(Set exercise)
Quote, exactly, the line holding "Type out the text in this image." and all lines after it to the end of the records below. Exclude pictures.

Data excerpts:
%%
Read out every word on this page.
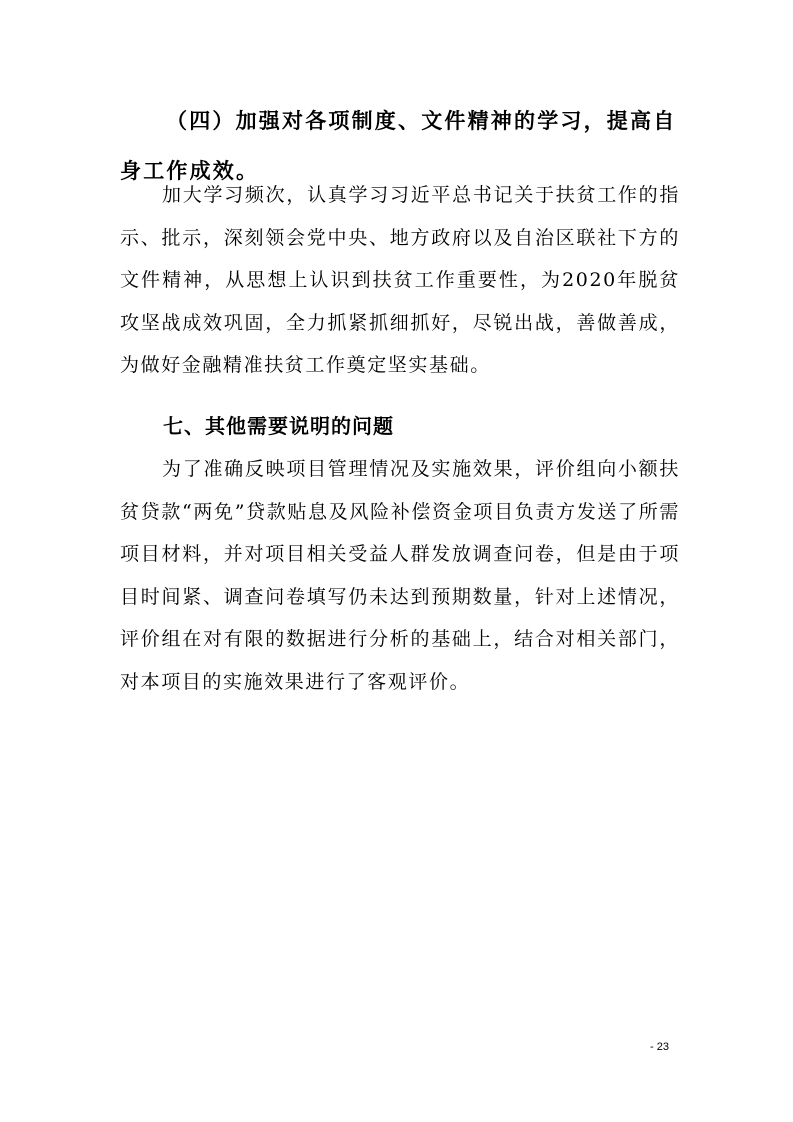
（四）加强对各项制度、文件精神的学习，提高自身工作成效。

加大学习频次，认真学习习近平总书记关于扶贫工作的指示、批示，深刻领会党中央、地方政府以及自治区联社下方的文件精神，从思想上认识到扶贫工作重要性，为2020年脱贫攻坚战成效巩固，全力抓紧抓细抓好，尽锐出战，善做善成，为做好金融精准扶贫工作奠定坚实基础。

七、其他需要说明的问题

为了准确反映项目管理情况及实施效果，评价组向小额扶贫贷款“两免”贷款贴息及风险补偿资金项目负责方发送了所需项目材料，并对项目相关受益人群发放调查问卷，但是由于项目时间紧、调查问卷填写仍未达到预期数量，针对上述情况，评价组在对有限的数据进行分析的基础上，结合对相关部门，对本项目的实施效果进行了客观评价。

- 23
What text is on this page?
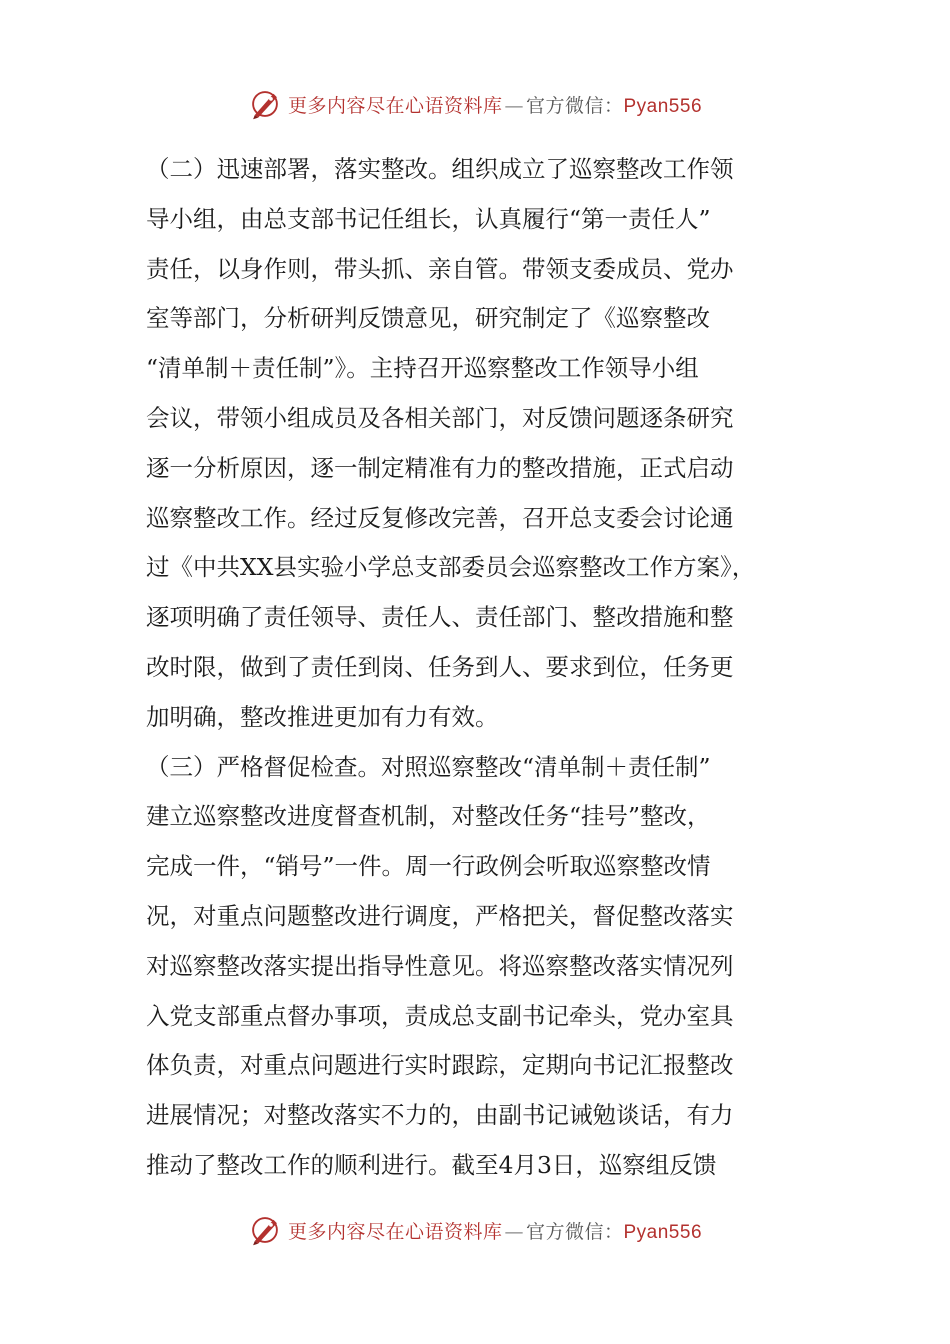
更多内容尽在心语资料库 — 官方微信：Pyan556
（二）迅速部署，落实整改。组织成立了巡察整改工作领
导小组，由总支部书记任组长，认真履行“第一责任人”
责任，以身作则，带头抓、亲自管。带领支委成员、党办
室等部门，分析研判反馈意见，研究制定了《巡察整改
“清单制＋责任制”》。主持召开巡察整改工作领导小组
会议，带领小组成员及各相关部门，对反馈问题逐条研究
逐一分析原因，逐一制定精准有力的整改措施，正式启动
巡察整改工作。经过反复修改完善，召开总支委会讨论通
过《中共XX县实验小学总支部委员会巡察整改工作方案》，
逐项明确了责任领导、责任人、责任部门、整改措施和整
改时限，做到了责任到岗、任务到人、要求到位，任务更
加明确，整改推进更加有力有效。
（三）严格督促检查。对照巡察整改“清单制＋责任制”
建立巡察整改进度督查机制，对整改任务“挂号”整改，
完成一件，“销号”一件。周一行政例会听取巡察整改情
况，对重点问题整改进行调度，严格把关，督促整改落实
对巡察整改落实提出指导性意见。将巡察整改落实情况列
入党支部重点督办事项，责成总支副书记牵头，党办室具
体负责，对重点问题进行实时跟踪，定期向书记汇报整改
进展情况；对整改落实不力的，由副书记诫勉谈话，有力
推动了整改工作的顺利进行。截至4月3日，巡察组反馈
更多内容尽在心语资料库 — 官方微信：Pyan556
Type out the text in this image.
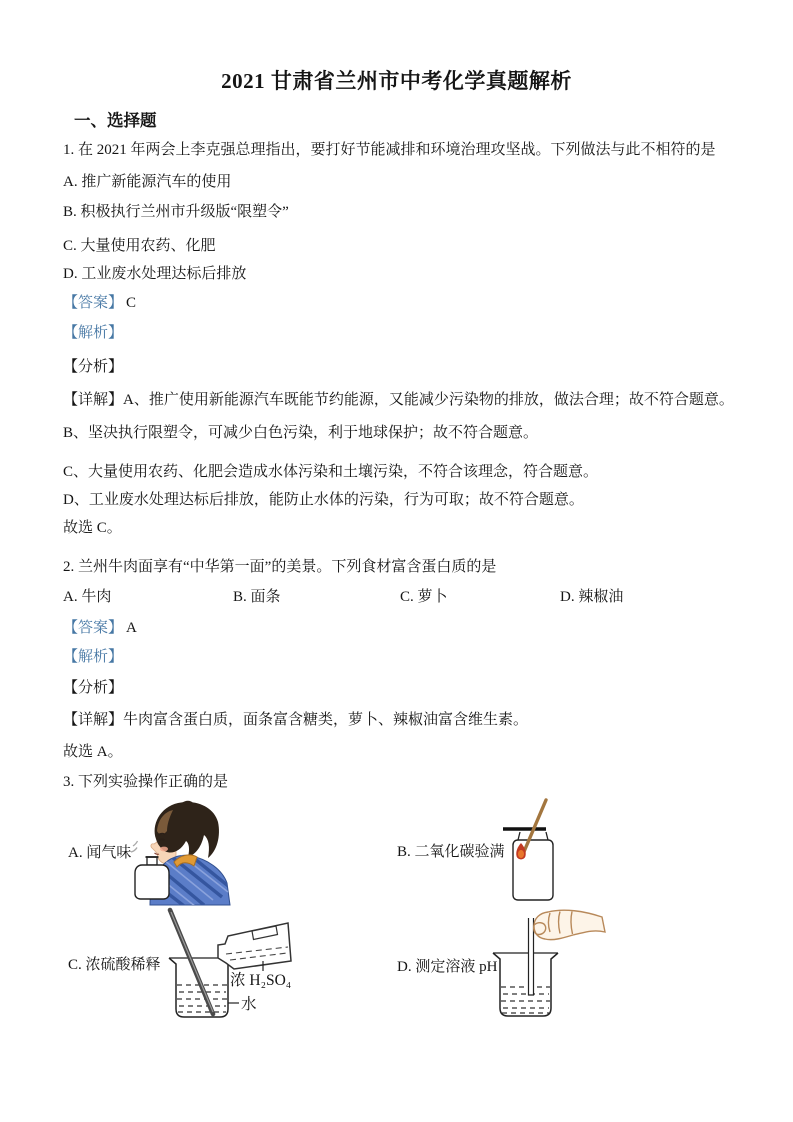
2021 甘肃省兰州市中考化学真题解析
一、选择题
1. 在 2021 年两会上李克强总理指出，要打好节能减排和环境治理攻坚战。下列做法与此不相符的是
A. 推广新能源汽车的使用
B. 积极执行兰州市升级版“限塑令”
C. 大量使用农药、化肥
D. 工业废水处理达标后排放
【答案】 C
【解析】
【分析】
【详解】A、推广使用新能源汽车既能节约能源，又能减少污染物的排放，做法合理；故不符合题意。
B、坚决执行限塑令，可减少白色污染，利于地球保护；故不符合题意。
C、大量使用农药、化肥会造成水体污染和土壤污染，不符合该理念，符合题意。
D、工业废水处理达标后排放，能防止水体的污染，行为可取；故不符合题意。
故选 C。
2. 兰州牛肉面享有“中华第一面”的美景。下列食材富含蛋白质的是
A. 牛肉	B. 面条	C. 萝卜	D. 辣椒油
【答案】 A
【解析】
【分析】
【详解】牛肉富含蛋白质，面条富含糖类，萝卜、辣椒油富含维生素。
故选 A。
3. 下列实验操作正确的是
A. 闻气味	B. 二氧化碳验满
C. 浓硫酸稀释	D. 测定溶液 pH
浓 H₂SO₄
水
%%
(Solution to this problem)
Type out the text in this image.
2021 甘肃省兰州市中考化学真题解析
一、选择题
1. 在 2021 年两会上李克强总理指出，要打好节能减排和环境治理攻坚战。下列做法与此不相符的是
A. 推广新能源汽车的使用
B. 积极执行兰州市升级版“限塑令”
C. 大量使用农药、化肥
D. 工业废水处理达标后排放
【答案】 C
【解析】
【分析】
【详解】A、推广使用新能源汽车既能节约能源，又能减少污染物的排放，做法合理；故不符合题意。
B、坚决执行限塑令，可减少白色污染，利于地球保护；故不符合题意。
C、大量使用农药、化肥会造成水体污染和土壤污染，不符合该理念，符合题意。
D、工业废水处理达标后排放，能防止水体的污染，行为可取；故不符合题意。
故选 C。
2. 兰州牛肉面享有“中华第一面”的美景。下列食材富含蛋白质的是
A. 牛肉	B. 面条	C. 萝卜	D. 辣椒油
【答案】 A
【解析】
【分析】
【详解】牛肉富含蛋白质，面条富含糖类，萝卜、辣椒油富含维生素。
故选 A。
3. 下列实验操作正确的是
A. 闻气味	B. 二氧化碳验满
C. 浓硫酸稀释	D. 测定溶液 pH
浓 H₂SO₄
水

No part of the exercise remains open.